Work task = Each time a line of the listing holds "Antimicrobial", copy that line.

Information supplied =
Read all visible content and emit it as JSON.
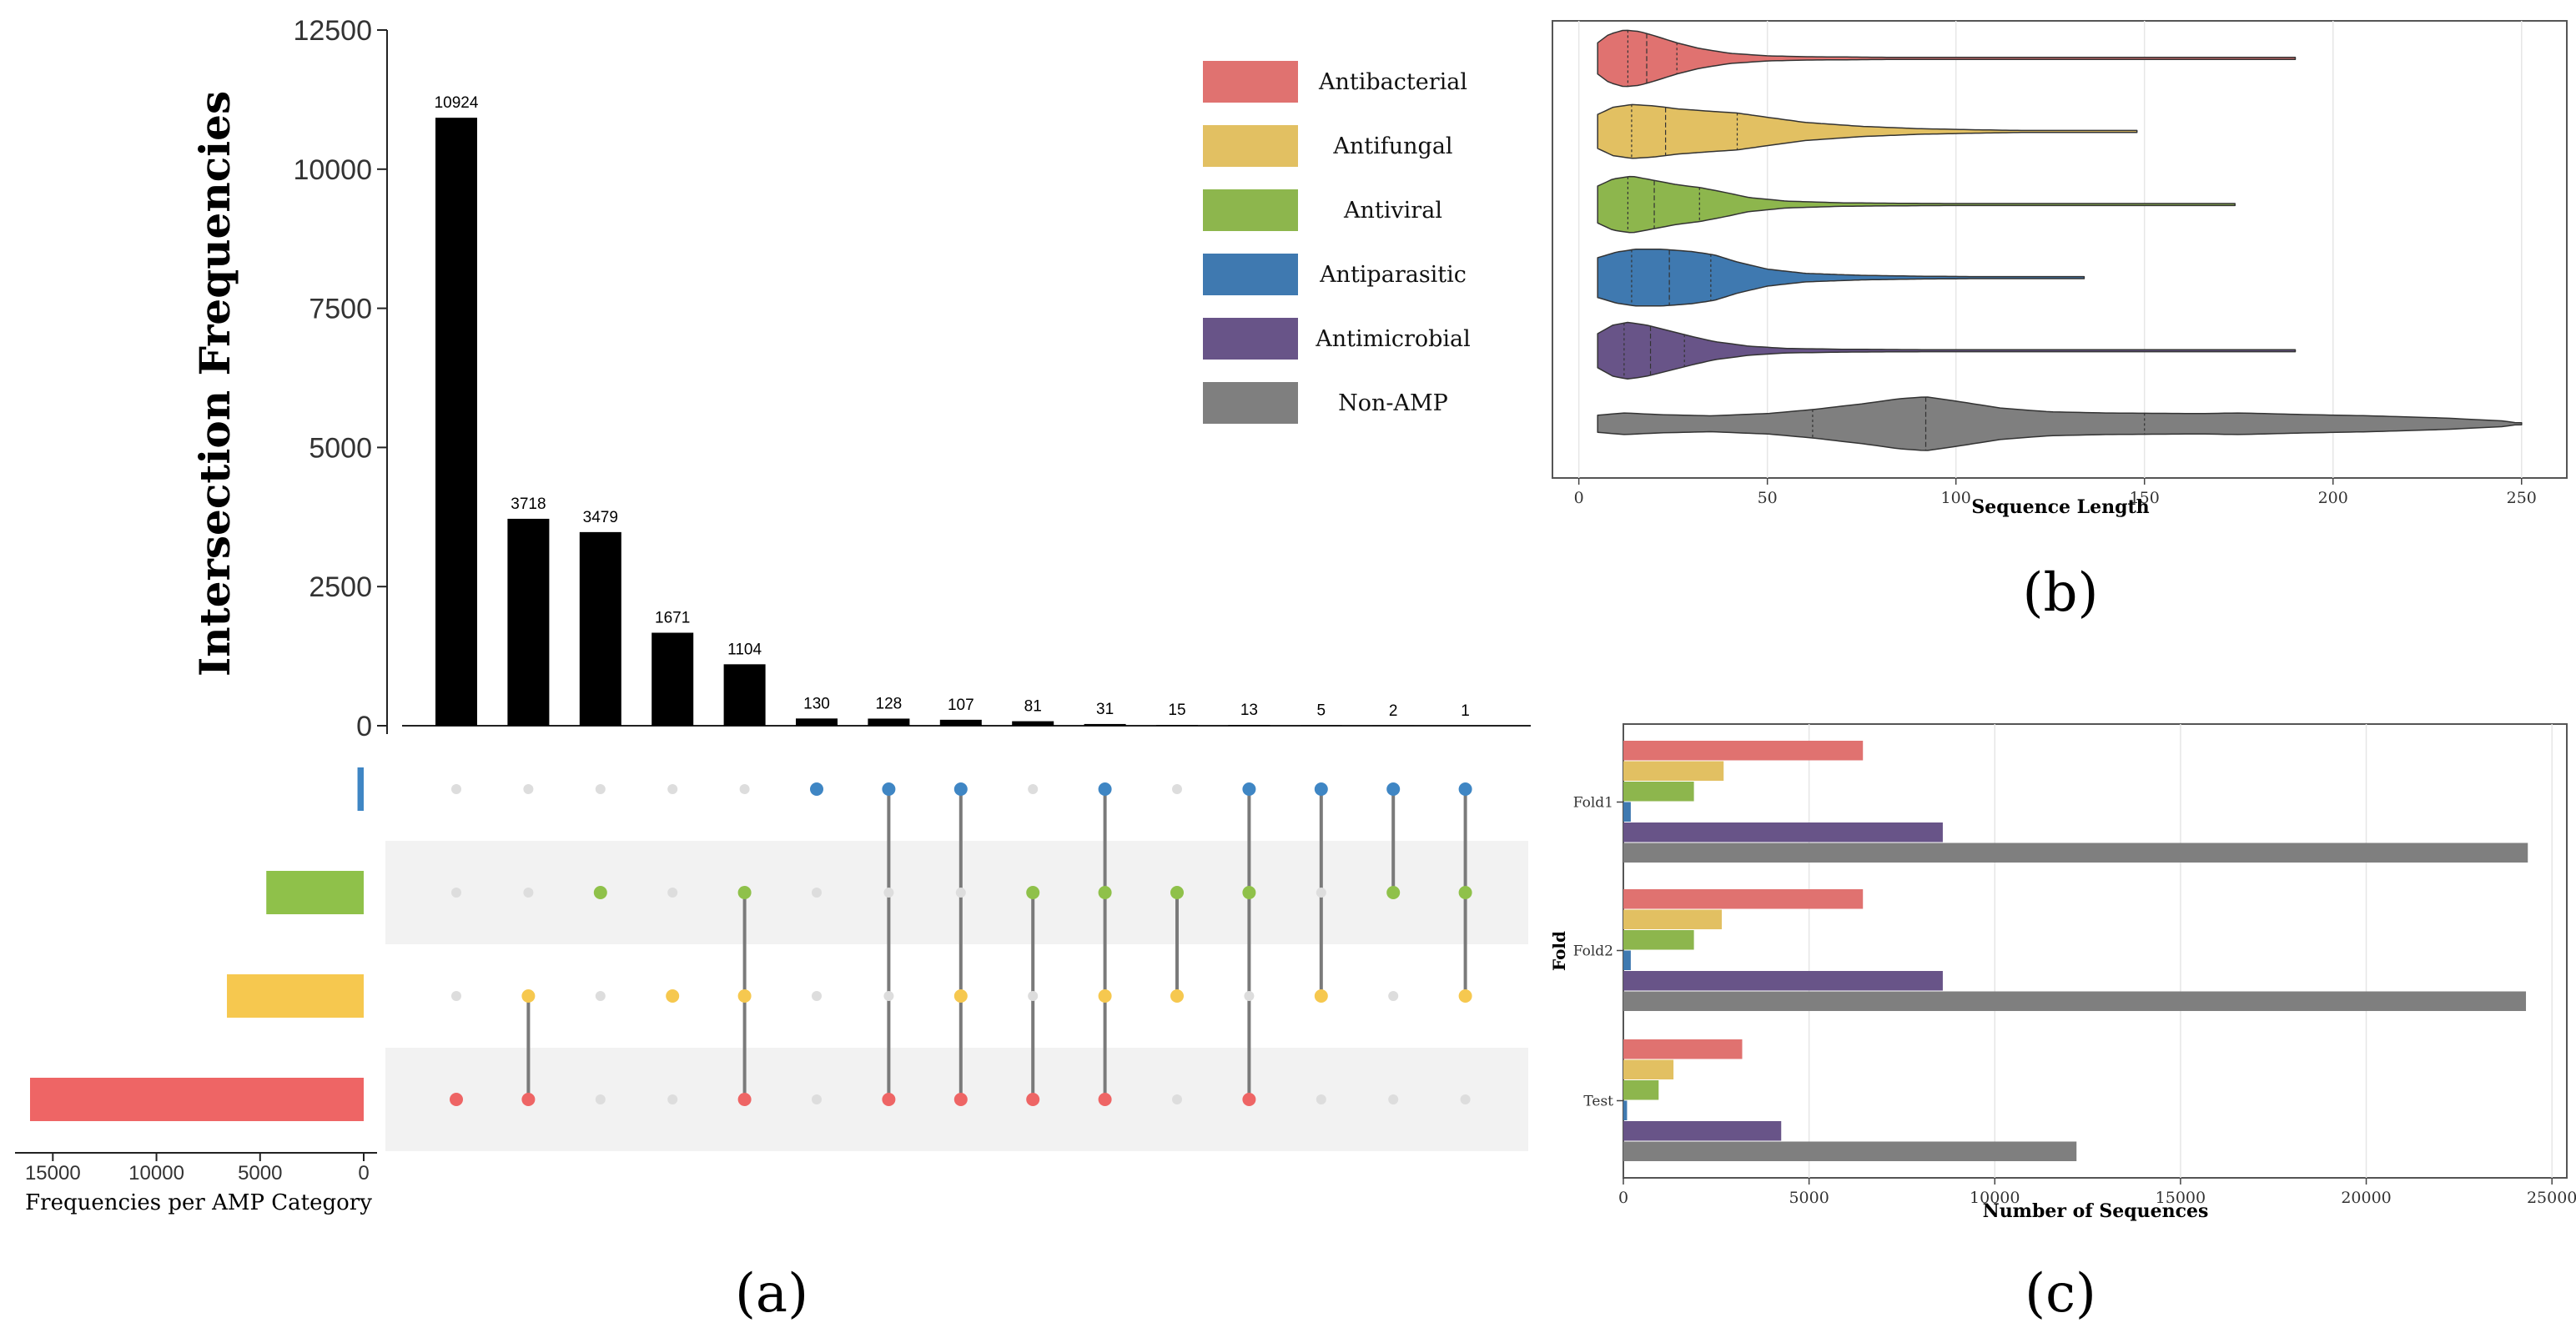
{
  "colors": {
    "Antibacterial": "#e07270",
    "Antifungal": "#e2c062",
    "Antiviral": "#8db64d",
    "Antiparasitic": "#3f79b0",
    "Antimicrobial": "#685488",
    "Non-AMP": "#7f7f7f"
  },
  "chart_data": [
    {
      "id": "a",
      "type": "bar",
      "subtype": "upset",
      "panel_label": "(a)",
      "ylabel": "Intersection Frequencies",
      "ylim": [
        0,
        12500
      ],
      "yticks": [
        0,
        2500,
        5000,
        7500,
        10000,
        12500
      ],
      "ytick_labels": [
        "0",
        "2500",
        "5000",
        "7500",
        "10000",
        "12500"
      ],
      "intersection_values": [
        10924,
        3718,
        3479,
        1671,
        1104,
        130,
        128,
        107,
        81,
        31,
        15,
        13,
        5,
        2,
        1
      ],
      "value_labels": [
        "10924",
        "3718",
        "3479",
        "1671",
        "1104",
        "130",
        "128",
        "107",
        "81",
        "31",
        "15",
        "13",
        "5",
        "2",
        "1"
      ],
      "sets": [
        "Antiparasitic",
        "Antiviral",
        "Antifungal",
        "Antibacterial"
      ],
      "set_sizes": [
        300,
        4700,
        6600,
        16100
      ],
      "set_size_xlabel": "Frequencies per AMP Category",
      "set_size_xticks": [
        15000,
        10000,
        5000,
        0
      ],
      "set_size_xtick_labels": [
        "15000",
        "10000",
        "5000",
        "0"
      ],
      "membership": [
        [
          3
        ],
        [
          2,
          3
        ],
        [
          1
        ],
        [
          2
        ],
        [
          1,
          2,
          3
        ],
        [
          0
        ],
        [
          0,
          3
        ],
        [
          0,
          2,
          3
        ],
        [
          1,
          3
        ],
        [
          0,
          1,
          2,
          3
        ],
        [
          1,
          2
        ],
        [
          0,
          1,
          3
        ],
        [
          0,
          2
        ],
        [
          0,
          1
        ],
        [
          0,
          1,
          2
        ]
      ]
    },
    {
      "id": "b",
      "type": "violin",
      "panel_label": "(b)",
      "xlabel": "Sequence Length",
      "xlim": [
        -7,
        262
      ],
      "xticks": [
        0,
        50,
        100,
        150,
        200,
        250
      ],
      "xtick_labels": [
        "0",
        "50",
        "100",
        "150",
        "200",
        "250"
      ],
      "categories": [
        "Antibacterial",
        "Antifungal",
        "Antiviral",
        "Antiparasitic",
        "Antimicrobial",
        "Non-AMP"
      ],
      "series": [
        {
          "name": "Antibacterial",
          "min": 5,
          "max": 190,
          "quartiles": [
            13,
            18,
            26
          ],
          "density": [
            [
              5,
              0.55
            ],
            [
              8,
              0.85
            ],
            [
              12,
              1.0
            ],
            [
              16,
              0.95
            ],
            [
              20,
              0.8
            ],
            [
              26,
              0.55
            ],
            [
              32,
              0.35
            ],
            [
              40,
              0.18
            ],
            [
              50,
              0.09
            ],
            [
              60,
              0.06
            ],
            [
              80,
              0.04
            ],
            [
              100,
              0.03
            ],
            [
              130,
              0.02
            ],
            [
              160,
              0.015
            ],
            [
              190,
              0.01
            ]
          ]
        },
        {
          "name": "Antifungal",
          "min": 5,
          "max": 148,
          "quartiles": [
            14,
            23,
            42
          ],
          "density": [
            [
              5,
              0.6
            ],
            [
              9,
              0.85
            ],
            [
              14,
              0.95
            ],
            [
              20,
              0.9
            ],
            [
              26,
              0.8
            ],
            [
              34,
              0.72
            ],
            [
              42,
              0.65
            ],
            [
              50,
              0.5
            ],
            [
              60,
              0.32
            ],
            [
              75,
              0.18
            ],
            [
              90,
              0.1
            ],
            [
              105,
              0.06
            ],
            [
              120,
              0.03
            ],
            [
              135,
              0.015
            ],
            [
              148,
              0.008
            ]
          ]
        },
        {
          "name": "Antiviral",
          "min": 5,
          "max": 174,
          "quartiles": [
            13,
            20,
            32
          ],
          "density": [
            [
              5,
              0.65
            ],
            [
              9,
              0.9
            ],
            [
              14,
              1.0
            ],
            [
              20,
              0.85
            ],
            [
              26,
              0.7
            ],
            [
              32,
              0.6
            ],
            [
              38,
              0.45
            ],
            [
              45,
              0.25
            ],
            [
              55,
              0.12
            ],
            [
              70,
              0.06
            ],
            [
              90,
              0.04
            ],
            [
              110,
              0.03
            ],
            [
              140,
              0.02
            ],
            [
              174,
              0.01
            ]
          ]
        },
        {
          "name": "Antiparasitic",
          "min": 5,
          "max": 134,
          "quartiles": [
            14,
            24,
            35
          ],
          "density": [
            [
              5,
              0.7
            ],
            [
              10,
              0.9
            ],
            [
              15,
              1.0
            ],
            [
              22,
              1.0
            ],
            [
              30,
              0.92
            ],
            [
              36,
              0.8
            ],
            [
              42,
              0.55
            ],
            [
              50,
              0.3
            ],
            [
              60,
              0.15
            ],
            [
              75,
              0.08
            ],
            [
              90,
              0.05
            ],
            [
              110,
              0.03
            ],
            [
              134,
              0.01
            ]
          ]
        },
        {
          "name": "Antimicrobial",
          "min": 5,
          "max": 190,
          "quartiles": [
            12,
            19,
            28
          ],
          "density": [
            [
              5,
              0.6
            ],
            [
              9,
              0.9
            ],
            [
              13,
              1.0
            ],
            [
              18,
              0.9
            ],
            [
              24,
              0.7
            ],
            [
              30,
              0.5
            ],
            [
              36,
              0.32
            ],
            [
              45,
              0.16
            ],
            [
              55,
              0.08
            ],
            [
              70,
              0.05
            ],
            [
              100,
              0.03
            ],
            [
              130,
              0.02
            ],
            [
              160,
              0.015
            ],
            [
              190,
              0.01
            ]
          ]
        },
        {
          "name": "Non-AMP",
          "min": 5,
          "max": 250,
          "quartiles": [
            62,
            92,
            150
          ],
          "density": [
            [
              5,
              0.3
            ],
            [
              12,
              0.38
            ],
            [
              22,
              0.32
            ],
            [
              35,
              0.28
            ],
            [
              50,
              0.36
            ],
            [
              62,
              0.5
            ],
            [
              75,
              0.7
            ],
            [
              85,
              0.88
            ],
            [
              92,
              0.95
            ],
            [
              100,
              0.8
            ],
            [
              112,
              0.55
            ],
            [
              125,
              0.42
            ],
            [
              140,
              0.38
            ],
            [
              150,
              0.37
            ],
            [
              165,
              0.36
            ],
            [
              175,
              0.38
            ],
            [
              190,
              0.33
            ],
            [
              210,
              0.28
            ],
            [
              230,
              0.2
            ],
            [
              245,
              0.1
            ],
            [
              250,
              0.01
            ]
          ]
        }
      ]
    },
    {
      "id": "c",
      "type": "bar",
      "orientation": "horizontal",
      "panel_label": "(c)",
      "xlabel": "Number of Sequences",
      "ylabel": "Fold",
      "xlim": [
        0,
        25400
      ],
      "xticks": [
        0,
        5000,
        10000,
        15000,
        20000,
        25000
      ],
      "xtick_labels": [
        "0",
        "5000",
        "10000",
        "15000",
        "20000",
        "25000"
      ],
      "categories": [
        "Fold1",
        "Fold2",
        "Test"
      ],
      "series": [
        {
          "name": "Antibacterial",
          "values": [
            6450,
            6450,
            3200
          ]
        },
        {
          "name": "Antifungal",
          "values": [
            2700,
            2650,
            1350
          ]
        },
        {
          "name": "Antiviral",
          "values": [
            1900,
            1900,
            950
          ]
        },
        {
          "name": "Antiparasitic",
          "values": [
            200,
            200,
            100
          ]
        },
        {
          "name": "Antimicrobial",
          "values": [
            8600,
            8600,
            4250
          ]
        },
        {
          "name": "Non-AMP",
          "values": [
            24350,
            24300,
            12200
          ]
        }
      ]
    }
  ],
  "legend": {
    "items": [
      "Antibacterial",
      "Antifungal",
      "Antiviral",
      "Antiparasitic",
      "Antimicrobial",
      "Non-AMP"
    ]
  }
}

Response area =
    "Antimicrobial": "#685488",
        "Antimicrobial",
          "name": "Antimicrobial",
          "name": "Antimicrobial",
      "Antimicrobial",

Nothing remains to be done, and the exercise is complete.